# Data records
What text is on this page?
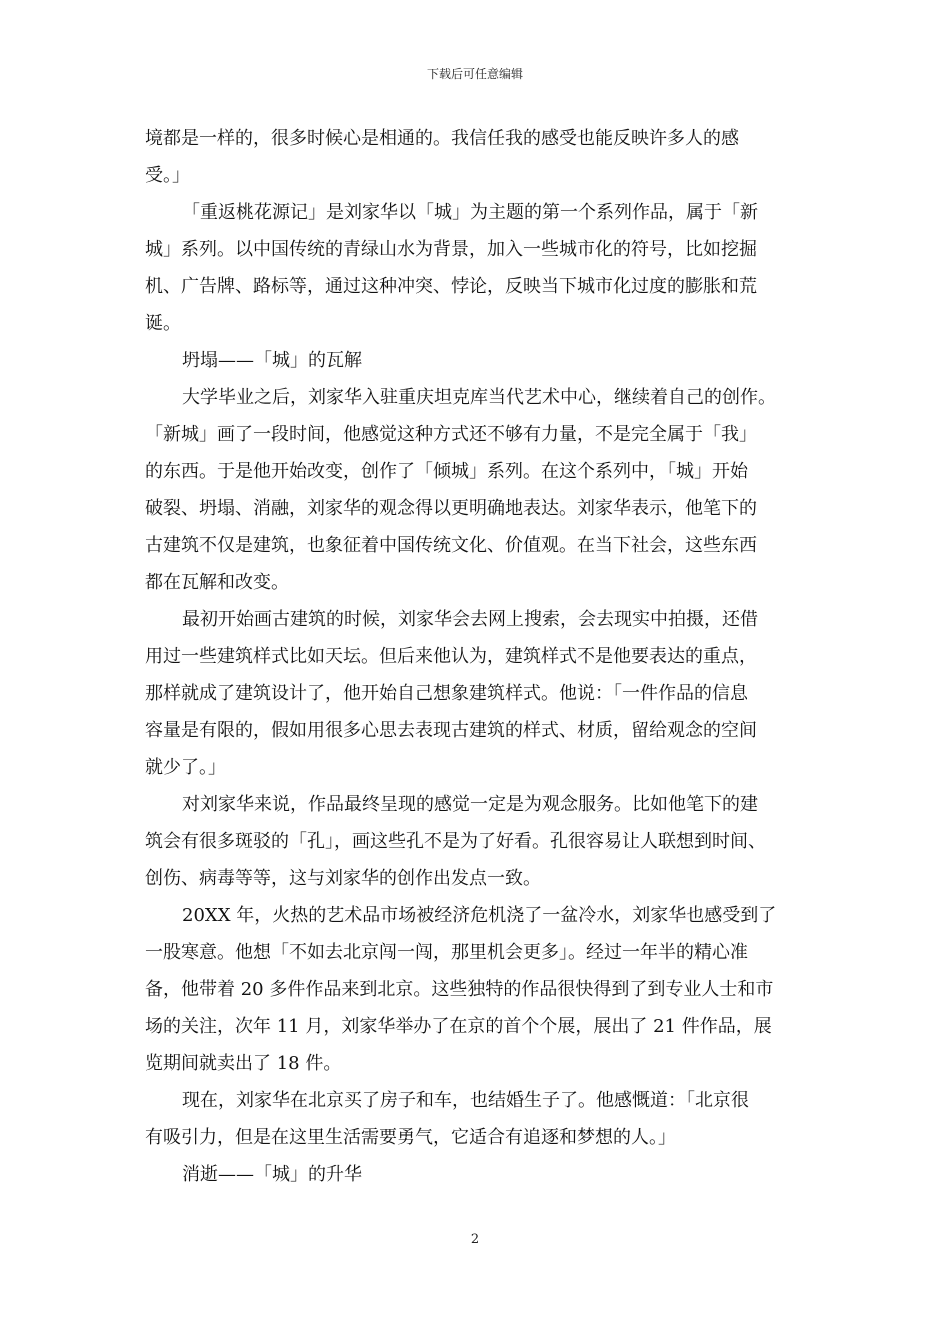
下载后可任意编辑
境都是一样的，很多时候心是相通的。我信任我的感受也能反映许多人的感
受。」
「重返桃花源记」是刘家华以「城」为主题的第一个系列作品，属于「新
城」系列。以中国传统的青绿山水为背景，加入一些城市化的符号，比如挖掘
机、广告牌、路标等，通过这种冲突、悖论，反映当下城市化过度的膨胀和荒
诞。
坍塌——「城」的瓦解
大学毕业之后，刘家华入驻重庆坦克库当代艺术中心，继续着自己的创作。
「新城」画了一段时间，他感觉这种方式还不够有力量，不是完全属于「我」
的东西。于是他开始改变，创作了「倾城」系列。在这个系列中，「城」开始
破裂、坍塌、消融，刘家华的观念得以更明确地表达。刘家华表示，他笔下的
古建筑不仅是建筑，也象征着中国传统文化、价值观。在当下社会，这些东西
都在瓦解和改变。
最初开始画古建筑的时候，刘家华会去网上搜索，会去现实中拍摄，还借
用过一些建筑样式比如天坛。但后来他认为，建筑样式不是他要表达的重点，
那样就成了建筑设计了，他开始自己想象建筑样式。他说：「一件作品的信息
容量是有限的，假如用很多心思去表现古建筑的样式、材质，留给观念的空间
就少了。」
对刘家华来说，作品最终呈现的感觉一定是为观念服务。比如他笔下的建
筑会有很多斑驳的「孔」，画这些孔不是为了好看。孔很容易让人联想到时间、
创伤、病毒等等，这与刘家华的创作出发点一致。
20XX 年，火热的艺术品市场被经济危机浇了一盆冷水，刘家华也感受到了
一股寒意。他想「不如去北京闯一闯，那里机会更多」。经过一年半的精心准
备，他带着 20 多件作品来到北京。这些独特的作品很快得到了到专业人士和市
场的关注，次年 11 月，刘家华举办了在京的首个个展，展出了 21 件作品，展
览期间就卖出了 18 件。
现在，刘家华在北京买了房子和车，也结婚生子了。他感慨道：「北京很
有吸引力，但是在这里生活需要勇气，它适合有追逐和梦想的人。」
消逝——「城」的升华
2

# SET TASK
Make an exact copy of the data above, pictures excluded.

# RIGHT ANSWER
What text is on this page?
下载后可任意编辑
境都是一样的，很多时候心是相通的。我信任我的感受也能反映许多人的感
受。」
「重返桃花源记」是刘家华以「城」为主题的第一个系列作品，属于「新
城」系列。以中国传统的青绿山水为背景，加入一些城市化的符号，比如挖掘
机、广告牌、路标等，通过这种冲突、悖论，反映当下城市化过度的膨胀和荒
诞。
坍塌——「城」的瓦解
大学毕业之后，刘家华入驻重庆坦克库当代艺术中心，继续着自己的创作。
「新城」画了一段时间，他感觉这种方式还不够有力量，不是完全属于「我」
的东西。于是他开始改变，创作了「倾城」系列。在这个系列中，「城」开始
破裂、坍塌、消融，刘家华的观念得以更明确地表达。刘家华表示，他笔下的
古建筑不仅是建筑，也象征着中国传统文化、价值观。在当下社会，这些东西
都在瓦解和改变。
最初开始画古建筑的时候，刘家华会去网上搜索，会去现实中拍摄，还借
用过一些建筑样式比如天坛。但后来他认为，建筑样式不是他要表达的重点，
那样就成了建筑设计了，他开始自己想象建筑样式。他说：「一件作品的信息
容量是有限的，假如用很多心思去表现古建筑的样式、材质，留给观念的空间
就少了。」
对刘家华来说，作品最终呈现的感觉一定是为观念服务。比如他笔下的建
筑会有很多斑驳的「孔」，画这些孔不是为了好看。孔很容易让人联想到时间、
创伤、病毒等等，这与刘家华的创作出发点一致。
20XX 年，火热的艺术品市场被经济危机浇了一盆冷水，刘家华也感受到了
一股寒意。他想「不如去北京闯一闯，那里机会更多」。经过一年半的精心准
备，他带着 20 多件作品来到北京。这些独特的作品很快得到了到专业人士和市
场的关注，次年 11 月，刘家华举办了在京的首个个展，展出了 21 件作品，展
览期间就卖出了 18 件。
现在，刘家华在北京买了房子和车，也结婚生子了。他感慨道：「北京很
有吸引力，但是在这里生活需要勇气，它适合有追逐和梦想的人。」
消逝——「城」的升华
2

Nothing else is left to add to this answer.